* _EXTRACT_:
IIT JEE past question Thermodynamics 6

2√2 -1 ?????

HEAT COMIN IN = HEAT FLOWIN OUT .............

LETS TAKE POINT B .............

k(√2T - T) = k(Tc - √2T)

2√2T - T = Tc

2√2 - 1 = Tc/T ........

NOT VERY SURE ..........

Tc/T=1
heat flow from A to B = heat flow from A to C + heat flow from C to B

simplifying u will get

(√2T - T )/a = (Tc - T)/√2a + (√2T - Tc )/a

u will get Tc = T ..

i m also gtin d same T_c / T =1

using electrical analogy... V_A = 10 (=T degree) V_B = 10√2 .. R_AB = R = R_BC, R_AC = R√2

Let current be i... through R_AB.. and i' through R_BAC
V_C/10 ... is required anser..

So, 10(√2-1) = iR ... (i)
10(√2-1) = i'R(√2+1) .... (ii)

==> (√2+1)i' = i .... (dividing (i) and (ii)) ..

Now, 10√2 - V_C = i'R = [i/(√2-1)]*[10(√2-1)/i]
==> V_C = 10(√2-1)

So, V_C/10 = √2-1
OR T_C/T = √2-1

This Q cud be solved using nishant sir's post in conduction 3 post

It is also ∞ 1/x

Total heat transferred =k A (T_c - T) / √2 x + k A (T_c - √2 T ) / x

In steady state it is eaual to 0...
Solving it T_c/ T = 3 /√2 - 1 = 3(√2 -1)

* _TASK TO CARRY OUT_:
Answer these about the thermodynamics thread:
1. In the electrical analogy, what value is given for V_A?
2. Whose post does one reply say this question could be solved with?
3. Which point does the first worked reply take when balancing heat coming in against heat flowing out?
The records come from a separate source and are unrelated to the thermodynamics thread.

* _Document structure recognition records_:

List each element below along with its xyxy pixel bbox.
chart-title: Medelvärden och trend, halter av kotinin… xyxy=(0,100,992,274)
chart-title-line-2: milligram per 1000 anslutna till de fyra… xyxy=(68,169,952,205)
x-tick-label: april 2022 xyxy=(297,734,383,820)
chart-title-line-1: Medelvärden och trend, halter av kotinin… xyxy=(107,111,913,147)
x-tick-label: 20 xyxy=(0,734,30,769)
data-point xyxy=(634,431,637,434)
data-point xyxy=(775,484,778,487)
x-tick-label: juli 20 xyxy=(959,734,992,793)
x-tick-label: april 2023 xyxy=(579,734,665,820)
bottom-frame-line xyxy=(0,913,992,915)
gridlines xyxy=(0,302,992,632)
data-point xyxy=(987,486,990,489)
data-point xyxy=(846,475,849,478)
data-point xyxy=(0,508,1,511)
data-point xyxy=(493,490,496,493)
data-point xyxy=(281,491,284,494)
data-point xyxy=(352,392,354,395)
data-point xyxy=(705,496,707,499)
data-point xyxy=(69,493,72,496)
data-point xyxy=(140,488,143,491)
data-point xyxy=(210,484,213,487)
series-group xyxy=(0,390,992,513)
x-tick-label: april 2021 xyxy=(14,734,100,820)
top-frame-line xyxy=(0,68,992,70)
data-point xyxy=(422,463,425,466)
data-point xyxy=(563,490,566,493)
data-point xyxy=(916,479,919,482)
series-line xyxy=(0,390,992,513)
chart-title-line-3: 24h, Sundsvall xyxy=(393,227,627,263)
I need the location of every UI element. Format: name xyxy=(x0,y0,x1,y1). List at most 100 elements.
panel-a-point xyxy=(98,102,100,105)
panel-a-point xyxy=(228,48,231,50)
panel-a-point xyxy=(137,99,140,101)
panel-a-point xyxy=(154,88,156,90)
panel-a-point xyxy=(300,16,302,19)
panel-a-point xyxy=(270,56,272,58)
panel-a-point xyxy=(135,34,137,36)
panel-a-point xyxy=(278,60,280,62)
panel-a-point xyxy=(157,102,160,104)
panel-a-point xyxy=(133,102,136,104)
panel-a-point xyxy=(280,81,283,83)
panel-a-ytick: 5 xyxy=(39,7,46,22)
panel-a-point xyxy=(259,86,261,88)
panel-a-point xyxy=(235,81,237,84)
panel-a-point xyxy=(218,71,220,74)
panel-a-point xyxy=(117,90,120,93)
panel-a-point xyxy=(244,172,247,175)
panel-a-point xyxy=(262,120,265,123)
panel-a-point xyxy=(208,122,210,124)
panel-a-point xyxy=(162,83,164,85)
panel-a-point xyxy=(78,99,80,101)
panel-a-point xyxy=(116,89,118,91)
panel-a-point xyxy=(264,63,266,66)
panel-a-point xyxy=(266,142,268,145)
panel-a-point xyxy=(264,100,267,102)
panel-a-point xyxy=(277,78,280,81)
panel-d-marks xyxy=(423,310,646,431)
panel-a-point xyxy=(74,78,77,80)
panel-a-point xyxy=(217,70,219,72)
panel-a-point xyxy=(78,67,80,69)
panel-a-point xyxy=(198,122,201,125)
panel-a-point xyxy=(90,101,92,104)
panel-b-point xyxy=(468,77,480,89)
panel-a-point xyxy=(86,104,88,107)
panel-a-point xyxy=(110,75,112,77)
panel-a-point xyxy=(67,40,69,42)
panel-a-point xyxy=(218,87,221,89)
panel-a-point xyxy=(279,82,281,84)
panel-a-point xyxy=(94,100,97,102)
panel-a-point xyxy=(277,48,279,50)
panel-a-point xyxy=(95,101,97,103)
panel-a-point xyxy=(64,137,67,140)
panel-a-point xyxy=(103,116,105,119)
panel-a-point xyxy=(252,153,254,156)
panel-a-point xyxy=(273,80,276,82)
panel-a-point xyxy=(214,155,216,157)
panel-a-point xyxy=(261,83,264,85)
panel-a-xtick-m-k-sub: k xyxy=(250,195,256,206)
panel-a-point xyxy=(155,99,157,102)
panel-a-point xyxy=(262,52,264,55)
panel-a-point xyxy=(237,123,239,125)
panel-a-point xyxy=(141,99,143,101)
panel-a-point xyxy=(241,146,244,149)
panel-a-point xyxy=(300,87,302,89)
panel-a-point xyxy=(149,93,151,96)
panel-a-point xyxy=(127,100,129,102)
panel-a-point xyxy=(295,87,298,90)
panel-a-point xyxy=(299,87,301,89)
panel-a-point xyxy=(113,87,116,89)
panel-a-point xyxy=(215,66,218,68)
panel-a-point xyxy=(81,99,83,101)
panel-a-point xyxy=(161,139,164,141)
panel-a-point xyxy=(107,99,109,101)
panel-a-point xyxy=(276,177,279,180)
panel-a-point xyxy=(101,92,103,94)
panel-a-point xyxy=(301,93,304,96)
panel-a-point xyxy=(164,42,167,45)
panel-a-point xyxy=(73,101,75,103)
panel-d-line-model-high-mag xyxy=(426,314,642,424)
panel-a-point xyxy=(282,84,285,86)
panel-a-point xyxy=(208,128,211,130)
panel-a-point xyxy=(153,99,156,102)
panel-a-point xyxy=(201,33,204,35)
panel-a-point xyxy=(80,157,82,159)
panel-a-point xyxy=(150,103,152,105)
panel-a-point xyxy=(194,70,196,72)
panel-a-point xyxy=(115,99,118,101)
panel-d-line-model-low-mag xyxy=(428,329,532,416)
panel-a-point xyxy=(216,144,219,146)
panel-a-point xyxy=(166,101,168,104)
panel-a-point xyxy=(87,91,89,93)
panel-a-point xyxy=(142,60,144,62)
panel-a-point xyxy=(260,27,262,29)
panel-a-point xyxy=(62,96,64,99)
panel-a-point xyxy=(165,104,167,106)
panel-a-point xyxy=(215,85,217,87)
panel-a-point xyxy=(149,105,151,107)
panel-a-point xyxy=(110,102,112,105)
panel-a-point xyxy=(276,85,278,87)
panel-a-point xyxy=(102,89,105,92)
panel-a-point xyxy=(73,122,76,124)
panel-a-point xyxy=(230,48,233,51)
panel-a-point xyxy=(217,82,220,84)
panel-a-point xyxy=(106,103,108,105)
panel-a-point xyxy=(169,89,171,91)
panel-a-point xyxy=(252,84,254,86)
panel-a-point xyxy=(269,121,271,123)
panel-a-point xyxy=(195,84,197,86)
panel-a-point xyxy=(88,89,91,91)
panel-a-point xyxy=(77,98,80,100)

* _EXERCISE RESULT_:
1. 10 (equal to T degrees)
2. Nishant sir's post in "conduction 3"
3. Point B